### Data section
-=-=-
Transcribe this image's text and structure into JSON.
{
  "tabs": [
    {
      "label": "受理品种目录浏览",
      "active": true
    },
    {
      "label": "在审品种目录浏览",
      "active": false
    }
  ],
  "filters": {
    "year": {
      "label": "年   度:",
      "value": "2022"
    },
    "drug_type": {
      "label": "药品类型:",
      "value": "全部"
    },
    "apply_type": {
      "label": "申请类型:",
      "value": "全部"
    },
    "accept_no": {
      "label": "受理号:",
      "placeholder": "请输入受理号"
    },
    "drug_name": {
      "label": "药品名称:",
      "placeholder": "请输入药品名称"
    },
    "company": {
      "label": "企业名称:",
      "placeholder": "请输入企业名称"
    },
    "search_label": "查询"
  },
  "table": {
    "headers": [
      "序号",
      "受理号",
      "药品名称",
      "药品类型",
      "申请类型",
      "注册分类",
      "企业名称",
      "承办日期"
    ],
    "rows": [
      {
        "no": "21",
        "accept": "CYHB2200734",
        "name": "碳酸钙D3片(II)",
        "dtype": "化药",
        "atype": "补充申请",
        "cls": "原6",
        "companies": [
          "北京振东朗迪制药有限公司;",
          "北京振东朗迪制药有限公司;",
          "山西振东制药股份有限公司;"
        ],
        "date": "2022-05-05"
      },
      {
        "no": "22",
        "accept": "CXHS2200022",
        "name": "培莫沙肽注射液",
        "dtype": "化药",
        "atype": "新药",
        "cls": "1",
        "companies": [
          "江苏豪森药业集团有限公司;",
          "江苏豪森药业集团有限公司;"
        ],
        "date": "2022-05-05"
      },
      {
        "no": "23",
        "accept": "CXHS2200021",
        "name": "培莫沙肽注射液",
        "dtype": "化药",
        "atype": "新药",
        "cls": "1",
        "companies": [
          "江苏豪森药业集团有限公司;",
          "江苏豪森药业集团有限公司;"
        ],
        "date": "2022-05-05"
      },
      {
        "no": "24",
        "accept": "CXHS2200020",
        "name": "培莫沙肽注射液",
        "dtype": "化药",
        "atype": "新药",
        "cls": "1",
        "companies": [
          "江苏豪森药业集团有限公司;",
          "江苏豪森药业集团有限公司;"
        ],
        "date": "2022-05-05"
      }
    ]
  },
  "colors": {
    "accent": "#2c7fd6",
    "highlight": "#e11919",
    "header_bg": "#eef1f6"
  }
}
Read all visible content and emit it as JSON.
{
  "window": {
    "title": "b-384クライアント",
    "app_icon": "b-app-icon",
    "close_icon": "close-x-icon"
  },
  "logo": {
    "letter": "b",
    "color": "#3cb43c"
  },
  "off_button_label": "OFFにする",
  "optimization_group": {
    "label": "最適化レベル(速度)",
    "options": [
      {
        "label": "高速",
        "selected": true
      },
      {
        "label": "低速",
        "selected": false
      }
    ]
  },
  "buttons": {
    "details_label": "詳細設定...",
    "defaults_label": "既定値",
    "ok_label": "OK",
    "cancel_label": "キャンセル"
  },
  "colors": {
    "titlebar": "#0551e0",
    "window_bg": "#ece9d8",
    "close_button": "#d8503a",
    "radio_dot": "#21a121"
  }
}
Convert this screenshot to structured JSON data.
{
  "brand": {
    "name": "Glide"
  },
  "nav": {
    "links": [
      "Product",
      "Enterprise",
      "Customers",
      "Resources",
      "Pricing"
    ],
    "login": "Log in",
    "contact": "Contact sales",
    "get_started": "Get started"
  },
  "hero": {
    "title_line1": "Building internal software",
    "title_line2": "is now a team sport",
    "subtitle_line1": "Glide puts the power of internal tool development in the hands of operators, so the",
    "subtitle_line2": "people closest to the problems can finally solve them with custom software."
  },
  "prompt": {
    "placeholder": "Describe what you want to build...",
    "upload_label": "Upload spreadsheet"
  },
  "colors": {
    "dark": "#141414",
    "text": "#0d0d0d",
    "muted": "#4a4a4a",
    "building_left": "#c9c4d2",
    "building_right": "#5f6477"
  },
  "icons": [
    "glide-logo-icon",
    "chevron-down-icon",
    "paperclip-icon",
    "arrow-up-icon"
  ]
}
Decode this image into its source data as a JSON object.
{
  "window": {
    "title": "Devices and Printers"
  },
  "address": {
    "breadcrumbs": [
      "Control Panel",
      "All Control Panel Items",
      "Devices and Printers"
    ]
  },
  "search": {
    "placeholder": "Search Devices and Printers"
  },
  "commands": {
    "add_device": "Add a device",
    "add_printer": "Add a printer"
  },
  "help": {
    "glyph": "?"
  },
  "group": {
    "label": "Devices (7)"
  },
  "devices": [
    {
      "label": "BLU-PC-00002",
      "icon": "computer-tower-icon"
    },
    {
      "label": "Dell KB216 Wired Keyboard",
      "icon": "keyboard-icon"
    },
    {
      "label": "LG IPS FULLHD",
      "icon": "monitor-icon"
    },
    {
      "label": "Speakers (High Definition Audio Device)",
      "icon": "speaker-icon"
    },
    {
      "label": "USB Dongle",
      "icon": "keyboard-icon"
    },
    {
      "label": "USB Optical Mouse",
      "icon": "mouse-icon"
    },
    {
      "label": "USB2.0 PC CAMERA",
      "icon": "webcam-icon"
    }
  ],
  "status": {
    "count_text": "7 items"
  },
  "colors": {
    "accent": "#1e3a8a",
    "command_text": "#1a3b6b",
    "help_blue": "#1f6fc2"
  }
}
-=-=-
### Short problem
In the records above, how many lines contain the string "image"? State that number only.

### Final result
2